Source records
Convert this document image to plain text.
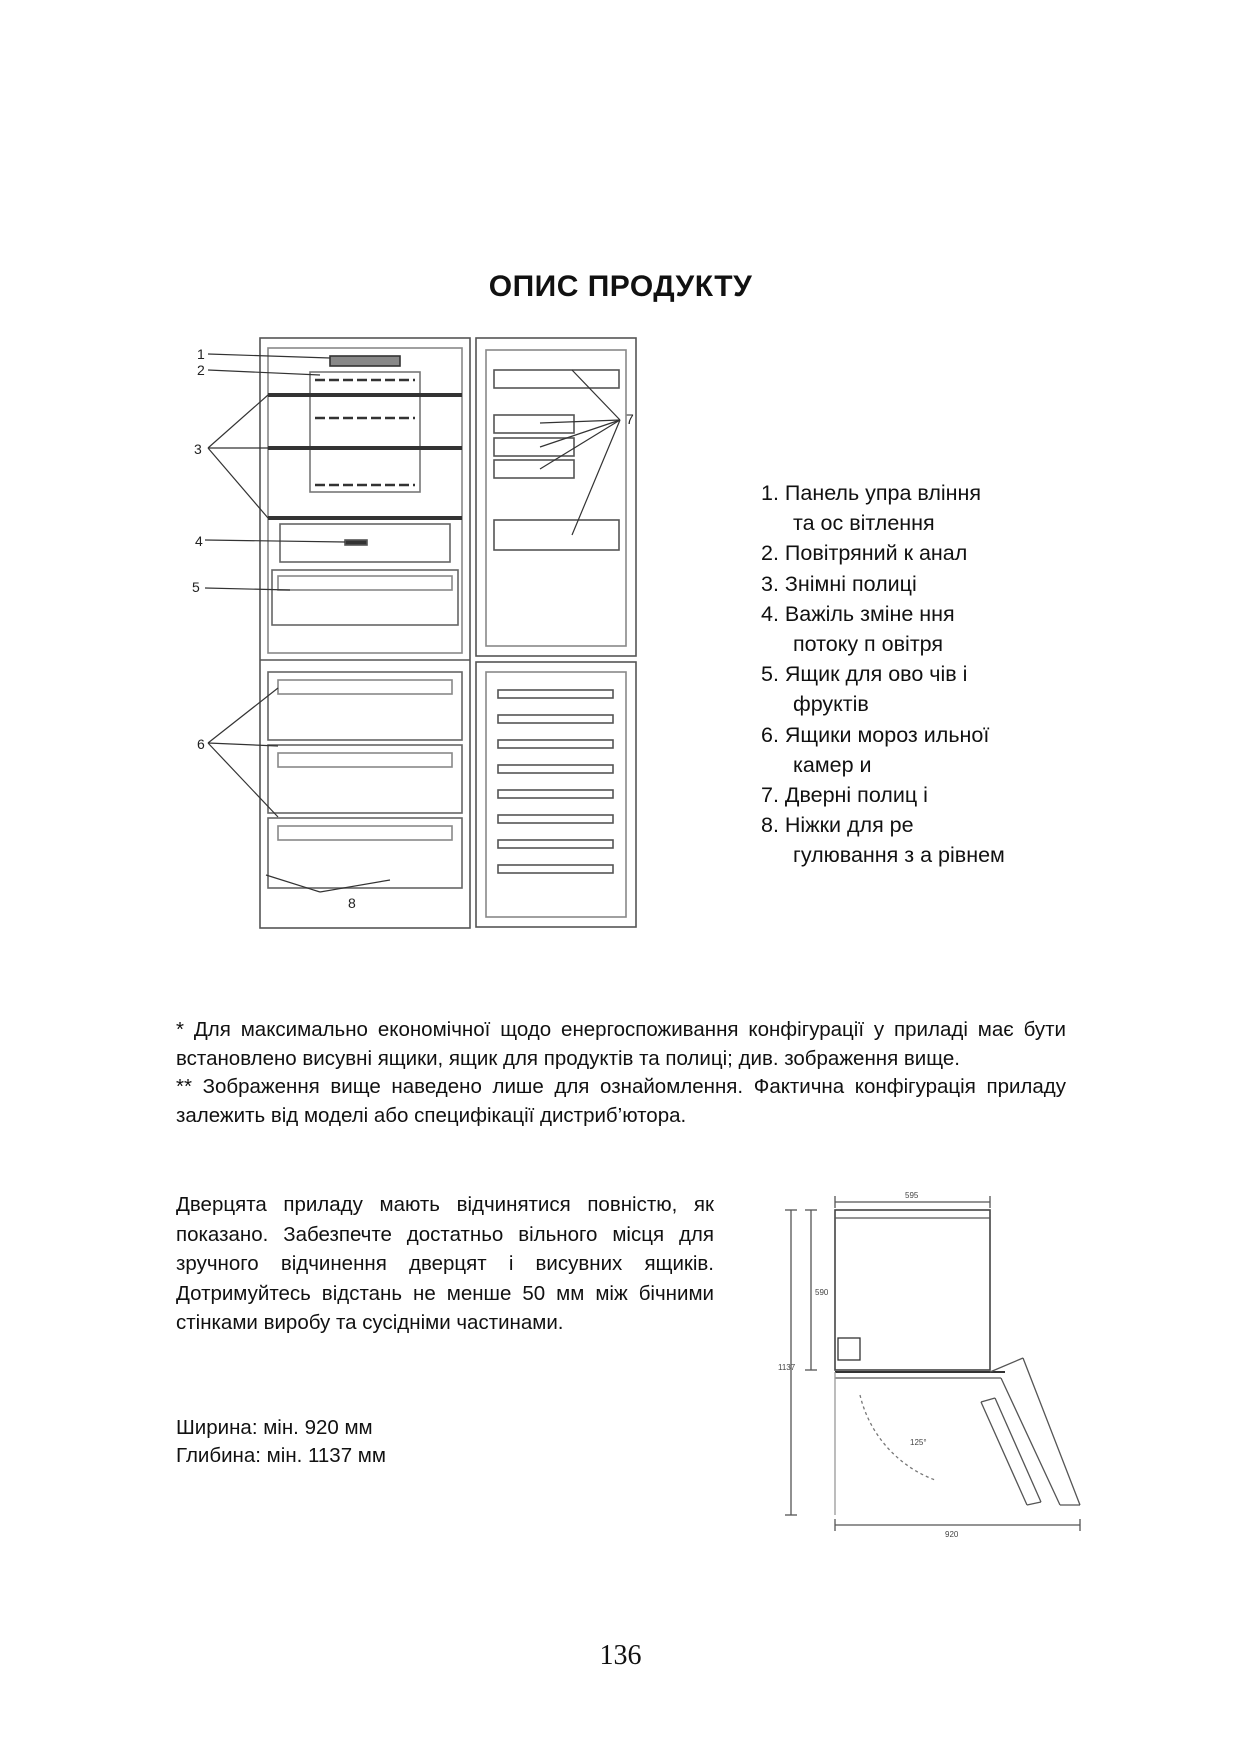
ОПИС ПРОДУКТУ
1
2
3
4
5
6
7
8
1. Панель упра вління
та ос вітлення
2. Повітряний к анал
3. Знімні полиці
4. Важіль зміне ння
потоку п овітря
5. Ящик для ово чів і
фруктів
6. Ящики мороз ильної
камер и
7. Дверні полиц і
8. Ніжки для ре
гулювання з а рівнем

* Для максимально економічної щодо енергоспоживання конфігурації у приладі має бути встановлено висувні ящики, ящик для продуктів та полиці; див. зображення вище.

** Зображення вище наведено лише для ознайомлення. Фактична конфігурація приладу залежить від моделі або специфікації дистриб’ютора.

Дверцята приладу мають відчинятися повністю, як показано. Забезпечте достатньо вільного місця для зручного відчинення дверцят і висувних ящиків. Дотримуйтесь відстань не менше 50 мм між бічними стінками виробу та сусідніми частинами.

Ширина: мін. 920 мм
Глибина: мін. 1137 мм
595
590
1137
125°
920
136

* * *

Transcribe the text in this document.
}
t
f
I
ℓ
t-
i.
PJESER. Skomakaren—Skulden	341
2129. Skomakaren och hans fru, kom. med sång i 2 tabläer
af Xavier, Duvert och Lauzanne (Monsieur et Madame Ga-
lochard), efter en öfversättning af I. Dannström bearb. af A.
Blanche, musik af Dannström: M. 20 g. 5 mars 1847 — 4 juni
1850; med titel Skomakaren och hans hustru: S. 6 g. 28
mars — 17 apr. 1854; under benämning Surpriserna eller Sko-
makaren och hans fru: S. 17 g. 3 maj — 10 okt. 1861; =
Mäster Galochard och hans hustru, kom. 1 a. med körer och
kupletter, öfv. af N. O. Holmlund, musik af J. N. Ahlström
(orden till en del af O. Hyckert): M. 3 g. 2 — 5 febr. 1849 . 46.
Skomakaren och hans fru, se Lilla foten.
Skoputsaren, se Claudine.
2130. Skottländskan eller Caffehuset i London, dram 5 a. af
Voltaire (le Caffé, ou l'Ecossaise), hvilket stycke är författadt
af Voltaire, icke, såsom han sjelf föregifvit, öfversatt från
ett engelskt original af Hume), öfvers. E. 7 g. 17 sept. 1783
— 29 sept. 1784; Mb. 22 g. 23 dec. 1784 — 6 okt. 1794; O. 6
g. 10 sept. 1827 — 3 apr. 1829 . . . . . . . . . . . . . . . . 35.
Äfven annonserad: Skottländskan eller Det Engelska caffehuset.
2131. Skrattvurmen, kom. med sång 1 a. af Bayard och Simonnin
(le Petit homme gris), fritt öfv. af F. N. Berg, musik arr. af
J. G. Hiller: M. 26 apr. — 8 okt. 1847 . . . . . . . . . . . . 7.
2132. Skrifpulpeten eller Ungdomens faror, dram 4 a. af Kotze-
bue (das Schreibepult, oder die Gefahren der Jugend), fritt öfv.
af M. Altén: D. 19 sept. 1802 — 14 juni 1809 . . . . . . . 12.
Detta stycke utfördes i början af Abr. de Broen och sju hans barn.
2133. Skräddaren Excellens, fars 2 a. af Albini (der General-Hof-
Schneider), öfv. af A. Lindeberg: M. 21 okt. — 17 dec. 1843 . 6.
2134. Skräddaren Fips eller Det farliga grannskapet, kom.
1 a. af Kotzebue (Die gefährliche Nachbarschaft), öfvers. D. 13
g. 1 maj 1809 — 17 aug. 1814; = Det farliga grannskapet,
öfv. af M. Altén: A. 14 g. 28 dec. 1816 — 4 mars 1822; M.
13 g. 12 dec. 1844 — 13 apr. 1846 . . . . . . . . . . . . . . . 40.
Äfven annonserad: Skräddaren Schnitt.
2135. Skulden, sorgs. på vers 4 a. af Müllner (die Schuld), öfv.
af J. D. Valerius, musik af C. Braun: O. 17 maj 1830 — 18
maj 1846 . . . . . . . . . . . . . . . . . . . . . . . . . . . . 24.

---

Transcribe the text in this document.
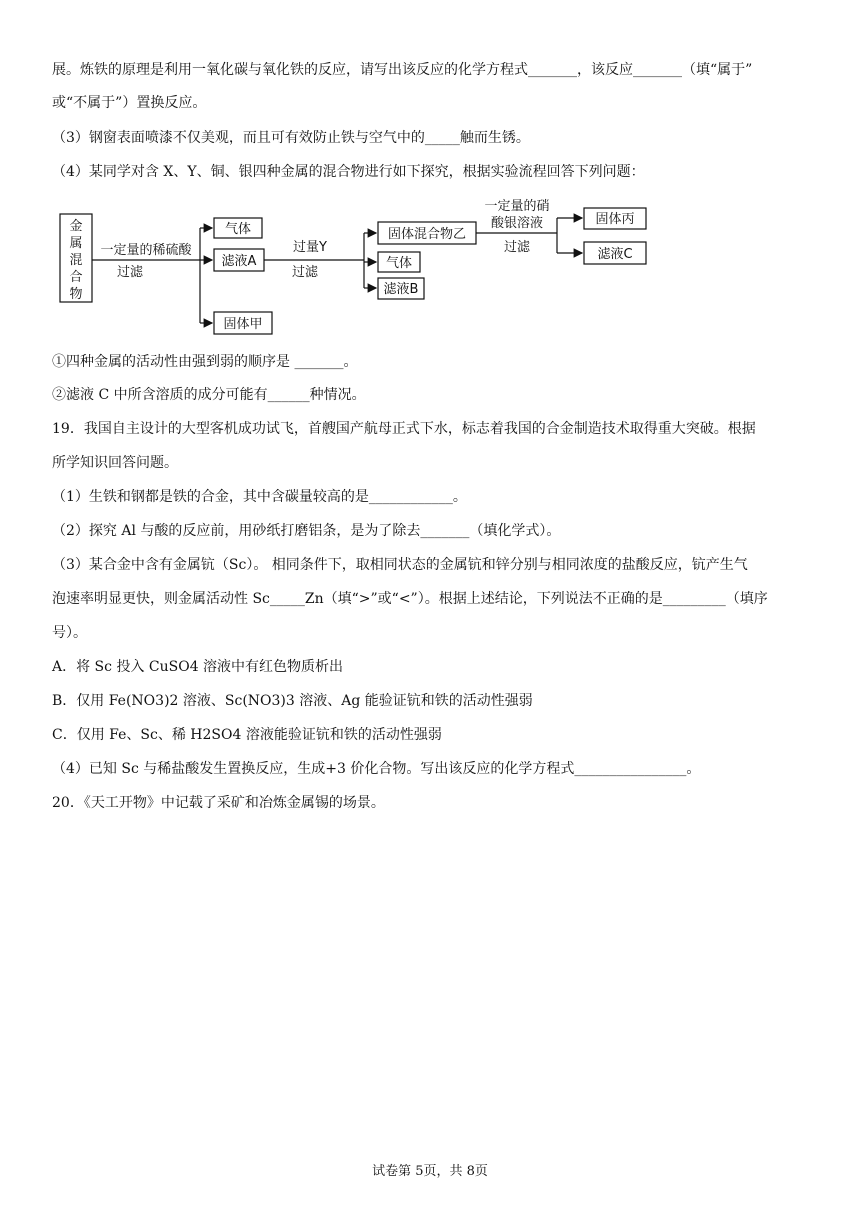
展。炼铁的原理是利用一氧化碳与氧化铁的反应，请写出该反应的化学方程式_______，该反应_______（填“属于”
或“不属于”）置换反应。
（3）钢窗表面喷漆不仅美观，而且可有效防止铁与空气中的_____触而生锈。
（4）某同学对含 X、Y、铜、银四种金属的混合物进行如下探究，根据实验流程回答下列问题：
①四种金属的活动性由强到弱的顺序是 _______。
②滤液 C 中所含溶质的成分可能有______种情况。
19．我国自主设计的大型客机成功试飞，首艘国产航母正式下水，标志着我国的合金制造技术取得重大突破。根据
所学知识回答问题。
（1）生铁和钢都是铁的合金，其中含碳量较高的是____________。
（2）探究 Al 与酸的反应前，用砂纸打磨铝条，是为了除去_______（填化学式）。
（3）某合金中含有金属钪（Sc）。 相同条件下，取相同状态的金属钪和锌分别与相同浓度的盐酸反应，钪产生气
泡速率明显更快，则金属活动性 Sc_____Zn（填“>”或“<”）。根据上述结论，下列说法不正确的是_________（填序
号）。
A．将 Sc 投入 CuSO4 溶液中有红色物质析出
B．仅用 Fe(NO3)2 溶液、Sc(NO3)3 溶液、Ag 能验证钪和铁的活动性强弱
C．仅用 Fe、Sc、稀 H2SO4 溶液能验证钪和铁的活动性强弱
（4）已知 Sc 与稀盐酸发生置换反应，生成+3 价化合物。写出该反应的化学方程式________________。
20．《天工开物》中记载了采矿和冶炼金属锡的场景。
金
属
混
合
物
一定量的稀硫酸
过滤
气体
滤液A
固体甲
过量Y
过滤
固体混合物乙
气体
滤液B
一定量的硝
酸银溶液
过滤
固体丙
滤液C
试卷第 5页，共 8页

- [Directions]:
Show the lines that mention the word "grannskapet".

- [Final answer]:
2134. Skräddaren Fips eller Det farliga grannskapet, kom.
g. 1 maj 1809 — 17 aug. 1814; = Det farliga grannskapet,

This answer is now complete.